» Given request a: In the stretch of the post on Estonia under German occupation from "There are facts" through "history of tolerance.", substitute "government" for "regime" and write that stretch out again.

» Extract to read:
═══

Occasionally I get comments to my previous post that are not hate speech or propaganda but instead try to further a meaningful discussion. I figured I’ll answer shorter things amid the comments, but I’ll answer more interesting and longer ones that require some more research and thinking in separate posts such as this one.

So here are the relevant bits from the comment of Mikhail with my responses.

There are facts related to the period of German occupation which are hard to deny. Like the fact that Estonia was one of the few Judenfrei (Jew-free) areas in Reich. The support of extermination of Jews and other “untermenschen” cannot be justified by the atrocities of Soviet regime. Not only the Soviet regime was a tragedy for estonian people, but also the support they have provided to Nazi Germany in that dark time. This fact does not support your idea of long history of tolerance.

It is indeed a documented historic fact that under Nazi occupation, some Estonians participated in crimes against Jews, that can be classified as either war crimes or crimes against humanity under international law. The most recent authoritative non-biased historic work that I know of about this subject is the work of Estonian International Commission for the Investigation of Crimes against Humanity convened by the late President of Estonia Lennart Meri and featuring undeniable international experts and dignitaries. The reports of this commission are readily available on their site and are well-researched interesting reading.

The people who participated in such acts were war criminals and must be prosecuted accordingly. Many of them have passed away by now, many were tried and mostly executed during the Soviet occupation that followed. I am sure that if there are any people remaining whose guilt can be proven and who can be tried and convicted, our legal system will do that.

═══

» Material to process:
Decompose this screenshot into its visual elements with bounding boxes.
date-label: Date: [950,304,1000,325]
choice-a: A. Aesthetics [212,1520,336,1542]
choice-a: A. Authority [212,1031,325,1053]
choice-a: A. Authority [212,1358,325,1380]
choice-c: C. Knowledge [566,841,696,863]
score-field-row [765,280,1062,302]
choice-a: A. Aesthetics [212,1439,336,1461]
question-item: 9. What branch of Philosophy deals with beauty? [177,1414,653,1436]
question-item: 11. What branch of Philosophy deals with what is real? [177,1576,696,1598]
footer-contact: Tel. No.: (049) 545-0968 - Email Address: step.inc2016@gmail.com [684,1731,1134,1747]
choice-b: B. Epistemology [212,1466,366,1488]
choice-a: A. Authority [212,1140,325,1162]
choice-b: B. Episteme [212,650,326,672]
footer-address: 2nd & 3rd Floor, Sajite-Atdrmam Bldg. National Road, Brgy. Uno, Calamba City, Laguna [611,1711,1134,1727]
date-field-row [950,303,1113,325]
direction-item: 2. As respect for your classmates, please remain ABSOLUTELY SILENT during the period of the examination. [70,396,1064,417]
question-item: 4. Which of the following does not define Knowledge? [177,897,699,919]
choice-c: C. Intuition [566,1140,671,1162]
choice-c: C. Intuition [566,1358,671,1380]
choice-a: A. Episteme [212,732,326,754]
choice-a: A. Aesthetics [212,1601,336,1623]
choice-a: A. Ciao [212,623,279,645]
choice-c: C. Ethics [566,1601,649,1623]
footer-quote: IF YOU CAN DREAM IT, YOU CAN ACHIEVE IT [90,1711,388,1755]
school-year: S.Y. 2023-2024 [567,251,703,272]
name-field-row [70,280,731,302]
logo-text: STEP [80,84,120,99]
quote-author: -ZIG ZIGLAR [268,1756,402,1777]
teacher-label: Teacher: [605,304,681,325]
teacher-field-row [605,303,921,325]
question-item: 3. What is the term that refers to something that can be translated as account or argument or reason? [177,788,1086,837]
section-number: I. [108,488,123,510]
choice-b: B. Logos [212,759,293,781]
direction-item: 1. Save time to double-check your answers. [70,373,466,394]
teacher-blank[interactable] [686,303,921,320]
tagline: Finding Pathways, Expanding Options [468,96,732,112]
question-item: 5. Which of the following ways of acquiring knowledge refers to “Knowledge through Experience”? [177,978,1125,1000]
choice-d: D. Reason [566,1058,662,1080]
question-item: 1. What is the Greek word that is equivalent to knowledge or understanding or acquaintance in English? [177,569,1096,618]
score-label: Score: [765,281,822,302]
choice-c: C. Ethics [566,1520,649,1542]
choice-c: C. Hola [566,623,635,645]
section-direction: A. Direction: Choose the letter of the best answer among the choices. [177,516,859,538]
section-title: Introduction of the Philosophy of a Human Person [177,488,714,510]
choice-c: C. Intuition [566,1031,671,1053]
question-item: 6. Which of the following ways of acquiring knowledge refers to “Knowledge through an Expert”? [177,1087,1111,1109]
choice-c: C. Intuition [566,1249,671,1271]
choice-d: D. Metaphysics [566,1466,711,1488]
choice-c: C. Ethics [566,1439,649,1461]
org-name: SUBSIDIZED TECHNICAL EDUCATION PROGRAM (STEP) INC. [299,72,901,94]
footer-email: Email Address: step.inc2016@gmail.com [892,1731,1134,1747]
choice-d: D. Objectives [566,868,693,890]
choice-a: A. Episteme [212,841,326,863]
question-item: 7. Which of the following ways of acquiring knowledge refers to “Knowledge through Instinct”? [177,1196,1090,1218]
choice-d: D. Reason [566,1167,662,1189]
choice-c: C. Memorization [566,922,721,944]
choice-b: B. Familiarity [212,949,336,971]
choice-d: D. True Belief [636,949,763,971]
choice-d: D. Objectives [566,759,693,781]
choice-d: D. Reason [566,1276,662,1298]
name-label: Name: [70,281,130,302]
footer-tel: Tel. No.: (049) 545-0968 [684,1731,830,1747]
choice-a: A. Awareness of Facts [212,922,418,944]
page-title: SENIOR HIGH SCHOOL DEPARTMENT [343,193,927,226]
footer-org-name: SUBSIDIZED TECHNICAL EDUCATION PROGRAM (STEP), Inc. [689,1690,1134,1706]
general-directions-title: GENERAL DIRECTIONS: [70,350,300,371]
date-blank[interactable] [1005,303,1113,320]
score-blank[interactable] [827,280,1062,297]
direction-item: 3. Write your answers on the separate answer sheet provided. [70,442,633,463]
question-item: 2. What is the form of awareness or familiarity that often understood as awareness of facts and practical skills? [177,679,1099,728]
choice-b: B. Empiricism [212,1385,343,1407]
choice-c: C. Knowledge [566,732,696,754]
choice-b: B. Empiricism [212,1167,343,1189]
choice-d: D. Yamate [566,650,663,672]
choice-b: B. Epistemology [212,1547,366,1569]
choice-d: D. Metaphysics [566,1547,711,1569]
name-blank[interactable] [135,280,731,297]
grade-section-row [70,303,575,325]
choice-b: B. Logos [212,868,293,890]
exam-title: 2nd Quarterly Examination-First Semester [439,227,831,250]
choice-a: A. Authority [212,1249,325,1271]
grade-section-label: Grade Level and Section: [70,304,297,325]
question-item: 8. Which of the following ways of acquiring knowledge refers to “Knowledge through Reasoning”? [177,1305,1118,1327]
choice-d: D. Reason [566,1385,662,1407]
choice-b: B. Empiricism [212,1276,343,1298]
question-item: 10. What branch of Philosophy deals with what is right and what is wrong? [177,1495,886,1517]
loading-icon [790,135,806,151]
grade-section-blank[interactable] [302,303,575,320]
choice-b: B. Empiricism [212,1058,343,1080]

═══

» Given request b: Reproduce the listing word for word, starting at its first line and ending with the line that contains "choice-b: B. Episteme [212,650,326,672]", including both of those lines.

» Task solution a:
There are facts related to the period of German occupation which are hard to deny. Like the fact that Estonia was one of the few Judenfrei (Jew-free) areas in Reich. The support of extermination of Jews and other “untermenschen” cannot be justified by the atrocities of Soviet government. Not only the Soviet government was a tragedy for estonian people, but also the support they have provided to Nazi Germany in that dark time. This fact does not support your idea of long history of tolerance.

» Task solution b:
Decompose this screenshot into its visual elements with bounding boxes.
date-label: Date: [950,304,1000,325]
choice-a: A. Aesthetics [212,1520,336,1542]
choice-a: A. Authority [212,1031,325,1053]
choice-a: A. Authority [212,1358,325,1380]
choice-c: C. Knowledge [566,841,696,863]
score-field-row [765,280,1062,302]
choice-a: A. Aesthetics [212,1439,336,1461]
question-item: 9. What branch of Philosophy deals with beauty? [177,1414,653,1436]
question-item: 11. What branch of Philosophy deals with what is real? [177,1576,696,1598]
footer-contact: Tel. No.: (049) 545-0968 - Email Address: step.inc2016@gmail.com [684,1731,1134,1747]
choice-b: B. Epistemology [212,1466,366,1488]
choice-a: A. Authority [212,1140,325,1162]
choice-b: B. Episteme [212,650,326,672]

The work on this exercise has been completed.